Repeat every entry word for word, skipping the pictures.

## BEGIN RECORD SET

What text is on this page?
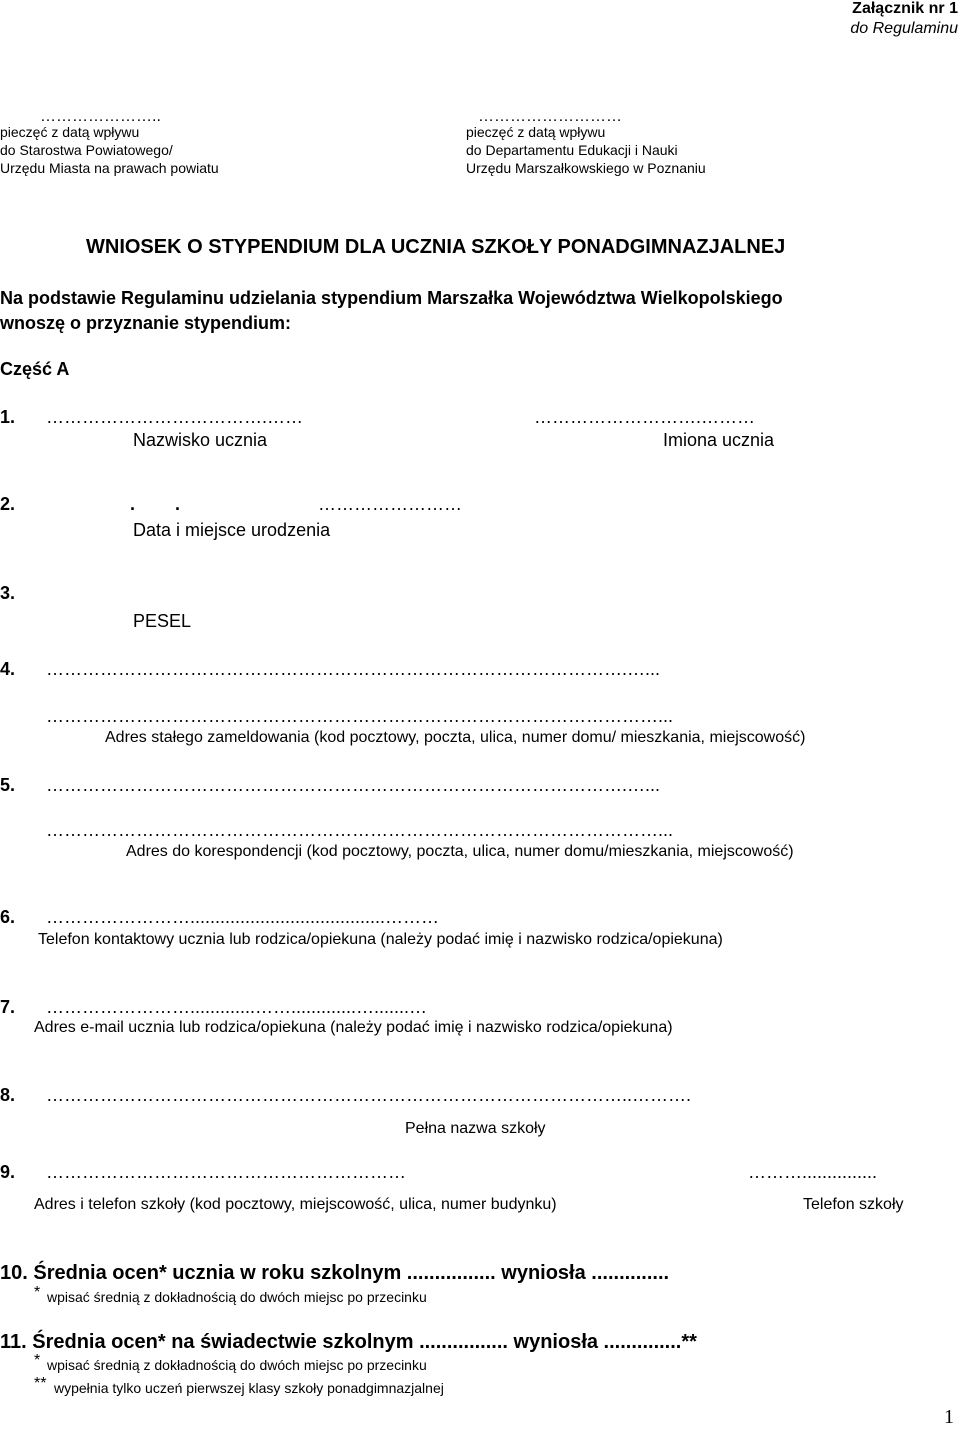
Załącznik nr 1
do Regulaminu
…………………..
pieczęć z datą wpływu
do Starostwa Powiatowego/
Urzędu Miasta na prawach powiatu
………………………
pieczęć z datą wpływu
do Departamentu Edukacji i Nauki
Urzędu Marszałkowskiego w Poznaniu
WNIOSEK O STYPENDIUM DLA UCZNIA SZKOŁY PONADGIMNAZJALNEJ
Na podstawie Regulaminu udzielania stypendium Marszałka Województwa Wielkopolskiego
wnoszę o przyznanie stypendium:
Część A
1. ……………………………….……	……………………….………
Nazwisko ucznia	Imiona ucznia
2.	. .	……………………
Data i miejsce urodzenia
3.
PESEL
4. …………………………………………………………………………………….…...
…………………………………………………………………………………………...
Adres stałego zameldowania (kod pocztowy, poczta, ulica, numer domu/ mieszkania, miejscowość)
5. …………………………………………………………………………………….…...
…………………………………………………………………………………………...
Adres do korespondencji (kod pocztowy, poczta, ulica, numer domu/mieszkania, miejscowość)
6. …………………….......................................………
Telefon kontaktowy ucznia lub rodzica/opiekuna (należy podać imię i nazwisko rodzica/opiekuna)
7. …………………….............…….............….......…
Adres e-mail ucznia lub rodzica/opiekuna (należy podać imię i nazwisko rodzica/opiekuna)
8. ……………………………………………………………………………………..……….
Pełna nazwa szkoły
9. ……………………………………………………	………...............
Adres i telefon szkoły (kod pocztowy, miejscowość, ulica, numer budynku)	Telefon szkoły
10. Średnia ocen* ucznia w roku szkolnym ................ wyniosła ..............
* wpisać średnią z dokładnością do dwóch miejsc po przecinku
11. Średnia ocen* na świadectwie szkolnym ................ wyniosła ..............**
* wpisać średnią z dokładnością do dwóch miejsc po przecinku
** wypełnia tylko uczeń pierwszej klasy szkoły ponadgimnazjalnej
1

## END RECORD SET

OUTPUT OF THE EXERCISE
What text is on this page?
Załącznik nr 1
do Regulaminu
…………………..
pieczęć z datą wpływu
do Starostwa Powiatowego/
Urzędu Miasta na prawach powiatu
………………………
pieczęć z datą wpływu
do Departamentu Edukacji i Nauki
Urzędu Marszałkowskiego w Poznaniu
WNIOSEK O STYPENDIUM DLA UCZNIA SZKOŁY PONADGIMNAZJALNEJ
Na podstawie Regulaminu udzielania stypendium Marszałka Województwa Wielkopolskiego
wnoszę o przyznanie stypendium:
Część A
1. ……………………………….……	……………………….………
Nazwisko ucznia	Imiona ucznia
2.	. .	……………………
Data i miejsce urodzenia
3.
PESEL
4. …………………………………………………………………………………….…...
…………………………………………………………………………………………...
Adres stałego zameldowania (kod pocztowy, poczta, ulica, numer domu/ mieszkania, miejscowość)
5. …………………………………………………………………………………….…...
…………………………………………………………………………………………...
Adres do korespondencji (kod pocztowy, poczta, ulica, numer domu/mieszkania, miejscowość)
6. …………………….......................................………
Telefon kontaktowy ucznia lub rodzica/opiekuna (należy podać imię i nazwisko rodzica/opiekuna)
7. …………………….............…….............….......…
Adres e-mail ucznia lub rodzica/opiekuna (należy podać imię i nazwisko rodzica/opiekuna)
8. ……………………………………………………………………………………..……….
Pełna nazwa szkoły
9. ……………………………………………………	………...............
Adres i telefon szkoły (kod pocztowy, miejscowość, ulica, numer budynku)	Telefon szkoły
10. Średnia ocen* ucznia w roku szkolnym ................ wyniosła ..............
* wpisać średnią z dokładnością do dwóch miejsc po przecinku
11. Średnia ocen* na świadectwie szkolnym ................ wyniosła ..............**
* wpisać średnią z dokładnością do dwóch miejsc po przecinku
** wypełnia tylko uczeń pierwszej klasy szkoły ponadgimnazjalnej
1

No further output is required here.